[Dataset entries]
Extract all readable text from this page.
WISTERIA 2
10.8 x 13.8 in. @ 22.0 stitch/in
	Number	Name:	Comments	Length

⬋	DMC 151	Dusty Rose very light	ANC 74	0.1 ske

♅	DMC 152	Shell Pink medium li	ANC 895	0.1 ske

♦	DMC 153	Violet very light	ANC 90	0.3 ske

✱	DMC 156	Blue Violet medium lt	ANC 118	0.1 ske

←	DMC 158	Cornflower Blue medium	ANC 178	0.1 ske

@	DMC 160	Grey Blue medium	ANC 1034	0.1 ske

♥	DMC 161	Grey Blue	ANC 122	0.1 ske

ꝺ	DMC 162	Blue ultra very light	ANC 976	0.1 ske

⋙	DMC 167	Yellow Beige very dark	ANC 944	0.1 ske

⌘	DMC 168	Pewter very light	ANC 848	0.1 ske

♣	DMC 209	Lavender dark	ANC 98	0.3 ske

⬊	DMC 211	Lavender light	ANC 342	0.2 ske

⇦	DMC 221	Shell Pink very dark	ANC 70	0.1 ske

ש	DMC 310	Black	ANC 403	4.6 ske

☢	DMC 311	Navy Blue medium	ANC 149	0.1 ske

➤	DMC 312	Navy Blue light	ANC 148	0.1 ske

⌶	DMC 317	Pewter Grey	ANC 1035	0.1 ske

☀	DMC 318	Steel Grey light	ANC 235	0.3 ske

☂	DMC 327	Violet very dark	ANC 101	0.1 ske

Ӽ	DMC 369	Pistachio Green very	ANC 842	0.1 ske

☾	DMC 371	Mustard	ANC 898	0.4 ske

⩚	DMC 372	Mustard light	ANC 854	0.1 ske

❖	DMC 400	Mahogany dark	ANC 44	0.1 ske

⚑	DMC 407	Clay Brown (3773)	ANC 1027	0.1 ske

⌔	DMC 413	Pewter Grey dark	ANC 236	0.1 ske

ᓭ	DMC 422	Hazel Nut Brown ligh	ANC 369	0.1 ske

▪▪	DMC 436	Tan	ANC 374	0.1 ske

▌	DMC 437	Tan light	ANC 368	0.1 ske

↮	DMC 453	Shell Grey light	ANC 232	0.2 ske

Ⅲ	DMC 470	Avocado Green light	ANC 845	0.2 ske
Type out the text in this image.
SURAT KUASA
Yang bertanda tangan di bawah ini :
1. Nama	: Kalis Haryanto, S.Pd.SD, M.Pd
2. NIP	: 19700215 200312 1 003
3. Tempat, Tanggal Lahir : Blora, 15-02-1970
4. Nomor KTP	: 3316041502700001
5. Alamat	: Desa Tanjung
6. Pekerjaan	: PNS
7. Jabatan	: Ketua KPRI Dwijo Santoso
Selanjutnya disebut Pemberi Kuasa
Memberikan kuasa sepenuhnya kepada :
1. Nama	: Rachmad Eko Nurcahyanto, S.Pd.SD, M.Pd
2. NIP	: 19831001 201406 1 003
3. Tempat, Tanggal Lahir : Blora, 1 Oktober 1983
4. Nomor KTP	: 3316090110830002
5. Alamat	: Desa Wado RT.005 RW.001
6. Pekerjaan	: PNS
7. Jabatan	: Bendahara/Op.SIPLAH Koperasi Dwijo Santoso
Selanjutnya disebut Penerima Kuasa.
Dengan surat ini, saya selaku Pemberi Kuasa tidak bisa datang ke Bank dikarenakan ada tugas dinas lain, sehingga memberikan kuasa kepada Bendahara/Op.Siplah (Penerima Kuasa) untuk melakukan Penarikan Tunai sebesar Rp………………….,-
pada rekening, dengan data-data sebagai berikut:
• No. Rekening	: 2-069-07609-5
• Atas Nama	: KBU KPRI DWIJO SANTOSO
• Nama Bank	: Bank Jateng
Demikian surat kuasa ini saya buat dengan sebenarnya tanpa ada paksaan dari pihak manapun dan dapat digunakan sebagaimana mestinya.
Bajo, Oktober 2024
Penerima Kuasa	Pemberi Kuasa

> **Instruction**: Reproduce the entries above in full by retyping them exactly.

> **Task answer**:
Extract all readable text from this page.
WISTERIA 2
10.8 x 13.8 in. @ 22.0 stitch/in
	Number	Name:	Comments	Length

⬋	DMC 151	Dusty Rose very light	ANC 74	0.1 ske

♅	DMC 152	Shell Pink medium li	ANC 895	0.1 ske

♦	DMC 153	Violet very light	ANC 90	0.3 ske

✱	DMC 156	Blue Violet medium lt	ANC 118	0.1 ske

←	DMC 158	Cornflower Blue medium	ANC 178	0.1 ske

@	DMC 160	Grey Blue medium	ANC 1034	0.1 ske

♥	DMC 161	Grey Blue	ANC 122	0.1 ske

ꝺ	DMC 162	Blue ultra very light	ANC 976	0.1 ske

⋙	DMC 167	Yellow Beige very dark	ANC 944	0.1 ske

⌘	DMC 168	Pewter very light	ANC 848	0.1 ske

♣	DMC 209	Lavender dark	ANC 98	0.3 ske

⬊	DMC 211	Lavender light	ANC 342	0.2 ske

⇦	DMC 221	Shell Pink very dark	ANC 70	0.1 ske

ש	DMC 310	Black	ANC 403	4.6 ske

☢	DMC 311	Navy Blue medium	ANC 149	0.1 ske

➤	DMC 312	Navy Blue light	ANC 148	0.1 ske

⌶	DMC 317	Pewter Grey	ANC 1035	0.1 ske

☀	DMC 318	Steel Grey light	ANC 235	0.3 ske

☂	DMC 327	Violet very dark	ANC 101	0.1 ske

Ӽ	DMC 369	Pistachio Green very	ANC 842	0.1 ske

☾	DMC 371	Mustard	ANC 898	0.4 ske

⩚	DMC 372	Mustard light	ANC 854	0.1 ske

❖	DMC 400	Mahogany dark	ANC 44	0.1 ske

⚑	DMC 407	Clay Brown (3773)	ANC 1027	0.1 ske

⌔	DMC 413	Pewter Grey dark	ANC 236	0.1 ske

ᓭ	DMC 422	Hazel Nut Brown ligh	ANC 369	0.1 ske

▪▪	DMC 436	Tan	ANC 374	0.1 ske

▌	DMC 437	Tan light	ANC 368	0.1 ske

↮	DMC 453	Shell Grey light	ANC 232	0.2 ske

Ⅲ	DMC 470	Avocado Green light	ANC 845	0.2 ske
Type out the text in this image.
SURAT KUASA
Yang bertanda tangan di bawah ini :
1. Nama	: Kalis Haryanto, S.Pd.SD, M.Pd
2. NIP	: 19700215 200312 1 003
3. Tempat, Tanggal Lahir : Blora, 15-02-1970
4. Nomor KTP	: 3316041502700001
5. Alamat	: Desa Tanjung
6. Pekerjaan	: PNS
7. Jabatan	: Ketua KPRI Dwijo Santoso
Selanjutnya disebut Pemberi Kuasa
Memberikan kuasa sepenuhnya kepada :
1. Nama	: Rachmad Eko Nurcahyanto, S.Pd.SD, M.Pd
2. NIP	: 19831001 201406 1 003
3. Tempat, Tanggal Lahir : Blora, 1 Oktober 1983
4. Nomor KTP	: 3316090110830002
5. Alamat	: Desa Wado RT.005 RW.001
6. Pekerjaan	: PNS
7. Jabatan	: Bendahara/Op.SIPLAH Koperasi Dwijo Santoso
Selanjutnya disebut Penerima Kuasa.
Dengan surat ini, saya selaku Pemberi Kuasa tidak bisa datang ke Bank dikarenakan ada tugas dinas lain, sehingga memberikan kuasa kepada Bendahara/Op.Siplah (Penerima Kuasa) untuk melakukan Penarikan Tunai sebesar Rp………………….,-
pada rekening, dengan data-data sebagai berikut:
• No. Rekening	: 2-069-07609-5
• Atas Nama	: KBU KPRI DWIJO SANTOSO
• Nama Bank	: Bank Jateng
Demikian surat kuasa ini saya buat dengan sebenarnya tanpa ada paksaan dari pihak manapun dan dapat digunakan sebagaimana mestinya.
Bajo, Oktober 2024
Penerima Kuasa	Pemberi Kuasa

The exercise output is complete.